◆ Exercise details
Search the records below for the word "name". Pull out each line that has it.

#####

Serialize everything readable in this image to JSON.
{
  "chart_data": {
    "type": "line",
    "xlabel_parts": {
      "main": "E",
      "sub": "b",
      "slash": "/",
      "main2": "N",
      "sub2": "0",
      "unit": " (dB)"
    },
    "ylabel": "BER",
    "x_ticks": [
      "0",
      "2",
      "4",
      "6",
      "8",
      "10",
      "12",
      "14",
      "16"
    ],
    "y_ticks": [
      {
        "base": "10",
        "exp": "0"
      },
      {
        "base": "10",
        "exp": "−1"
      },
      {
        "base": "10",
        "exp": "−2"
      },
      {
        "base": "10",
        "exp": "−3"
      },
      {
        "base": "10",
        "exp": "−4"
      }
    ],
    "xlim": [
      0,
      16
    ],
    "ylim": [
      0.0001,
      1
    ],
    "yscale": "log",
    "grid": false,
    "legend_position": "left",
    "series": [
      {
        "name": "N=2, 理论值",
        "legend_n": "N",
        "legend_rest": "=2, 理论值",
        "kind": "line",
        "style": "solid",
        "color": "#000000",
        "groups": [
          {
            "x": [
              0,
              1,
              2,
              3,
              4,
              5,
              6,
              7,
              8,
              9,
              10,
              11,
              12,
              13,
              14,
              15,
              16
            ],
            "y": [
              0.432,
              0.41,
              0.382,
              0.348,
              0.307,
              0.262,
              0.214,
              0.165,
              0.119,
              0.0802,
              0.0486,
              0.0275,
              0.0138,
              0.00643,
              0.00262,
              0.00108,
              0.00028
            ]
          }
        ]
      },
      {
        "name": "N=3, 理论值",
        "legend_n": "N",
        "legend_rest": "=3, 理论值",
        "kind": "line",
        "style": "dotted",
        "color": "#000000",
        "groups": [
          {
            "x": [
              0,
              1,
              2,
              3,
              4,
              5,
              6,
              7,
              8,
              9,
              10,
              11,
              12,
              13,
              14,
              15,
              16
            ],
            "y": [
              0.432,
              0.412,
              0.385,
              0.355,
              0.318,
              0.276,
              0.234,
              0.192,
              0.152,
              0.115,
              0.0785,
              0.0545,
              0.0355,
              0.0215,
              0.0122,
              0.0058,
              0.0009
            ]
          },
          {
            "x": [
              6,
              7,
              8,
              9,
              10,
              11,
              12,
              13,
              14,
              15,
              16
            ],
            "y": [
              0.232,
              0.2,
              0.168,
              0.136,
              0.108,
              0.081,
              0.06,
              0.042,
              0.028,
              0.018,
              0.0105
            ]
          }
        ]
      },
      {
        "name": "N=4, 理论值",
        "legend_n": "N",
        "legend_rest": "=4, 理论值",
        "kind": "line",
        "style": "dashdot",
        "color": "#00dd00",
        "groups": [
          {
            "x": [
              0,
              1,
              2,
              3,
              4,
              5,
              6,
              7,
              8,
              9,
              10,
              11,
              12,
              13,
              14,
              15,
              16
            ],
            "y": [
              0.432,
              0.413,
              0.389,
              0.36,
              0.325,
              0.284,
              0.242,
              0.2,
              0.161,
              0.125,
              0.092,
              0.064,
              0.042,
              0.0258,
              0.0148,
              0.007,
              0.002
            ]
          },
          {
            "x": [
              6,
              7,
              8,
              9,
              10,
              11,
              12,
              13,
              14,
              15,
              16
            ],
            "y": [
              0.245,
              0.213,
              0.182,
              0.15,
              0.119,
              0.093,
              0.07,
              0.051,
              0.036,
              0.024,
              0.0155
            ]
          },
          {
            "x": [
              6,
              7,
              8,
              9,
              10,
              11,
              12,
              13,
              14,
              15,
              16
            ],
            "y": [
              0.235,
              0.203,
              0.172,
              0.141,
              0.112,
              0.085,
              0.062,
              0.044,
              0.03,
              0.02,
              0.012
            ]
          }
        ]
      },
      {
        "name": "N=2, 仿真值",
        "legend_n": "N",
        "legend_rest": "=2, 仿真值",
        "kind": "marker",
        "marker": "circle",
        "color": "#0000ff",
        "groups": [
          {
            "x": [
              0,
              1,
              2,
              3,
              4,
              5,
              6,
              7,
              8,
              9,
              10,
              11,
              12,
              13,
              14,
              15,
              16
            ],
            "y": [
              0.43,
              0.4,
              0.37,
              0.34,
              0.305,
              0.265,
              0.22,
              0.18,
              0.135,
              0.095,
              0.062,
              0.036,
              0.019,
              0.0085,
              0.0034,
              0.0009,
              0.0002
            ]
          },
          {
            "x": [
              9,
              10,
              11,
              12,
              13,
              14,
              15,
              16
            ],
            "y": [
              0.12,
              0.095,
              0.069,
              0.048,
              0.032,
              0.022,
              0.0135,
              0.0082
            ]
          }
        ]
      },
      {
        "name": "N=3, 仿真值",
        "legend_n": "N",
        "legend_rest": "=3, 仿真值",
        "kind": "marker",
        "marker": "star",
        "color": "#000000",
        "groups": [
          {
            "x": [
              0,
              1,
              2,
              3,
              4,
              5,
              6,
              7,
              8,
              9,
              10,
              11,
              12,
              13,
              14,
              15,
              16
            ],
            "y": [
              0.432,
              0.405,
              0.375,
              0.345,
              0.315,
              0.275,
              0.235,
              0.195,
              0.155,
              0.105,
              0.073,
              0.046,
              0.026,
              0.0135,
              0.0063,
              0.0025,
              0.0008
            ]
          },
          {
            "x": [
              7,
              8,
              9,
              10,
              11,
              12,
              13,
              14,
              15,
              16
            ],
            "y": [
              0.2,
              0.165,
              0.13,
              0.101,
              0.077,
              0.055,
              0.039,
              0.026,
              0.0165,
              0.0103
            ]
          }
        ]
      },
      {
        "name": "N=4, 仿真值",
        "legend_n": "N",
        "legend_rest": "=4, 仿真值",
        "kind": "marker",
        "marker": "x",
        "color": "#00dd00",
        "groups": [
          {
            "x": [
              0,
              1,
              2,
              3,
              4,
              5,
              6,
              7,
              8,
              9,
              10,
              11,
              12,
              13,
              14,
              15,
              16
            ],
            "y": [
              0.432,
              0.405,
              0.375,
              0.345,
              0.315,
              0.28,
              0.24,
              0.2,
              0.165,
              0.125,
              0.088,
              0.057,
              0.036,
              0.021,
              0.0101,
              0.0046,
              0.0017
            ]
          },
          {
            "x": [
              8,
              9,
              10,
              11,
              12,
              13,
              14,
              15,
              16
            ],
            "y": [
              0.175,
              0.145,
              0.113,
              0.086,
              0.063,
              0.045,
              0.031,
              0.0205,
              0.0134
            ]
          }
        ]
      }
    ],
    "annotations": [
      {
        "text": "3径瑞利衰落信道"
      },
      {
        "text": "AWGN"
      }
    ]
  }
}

#####

◆ In response
        "name": "N=2, 理论值",
        "name": "N=3, 理论值",
        "name": "N=4, 理论值",
        "name": "N=2, 仿真值",
        "name": "N=3, 仿真值",
        "name": "N=4, 仿真值",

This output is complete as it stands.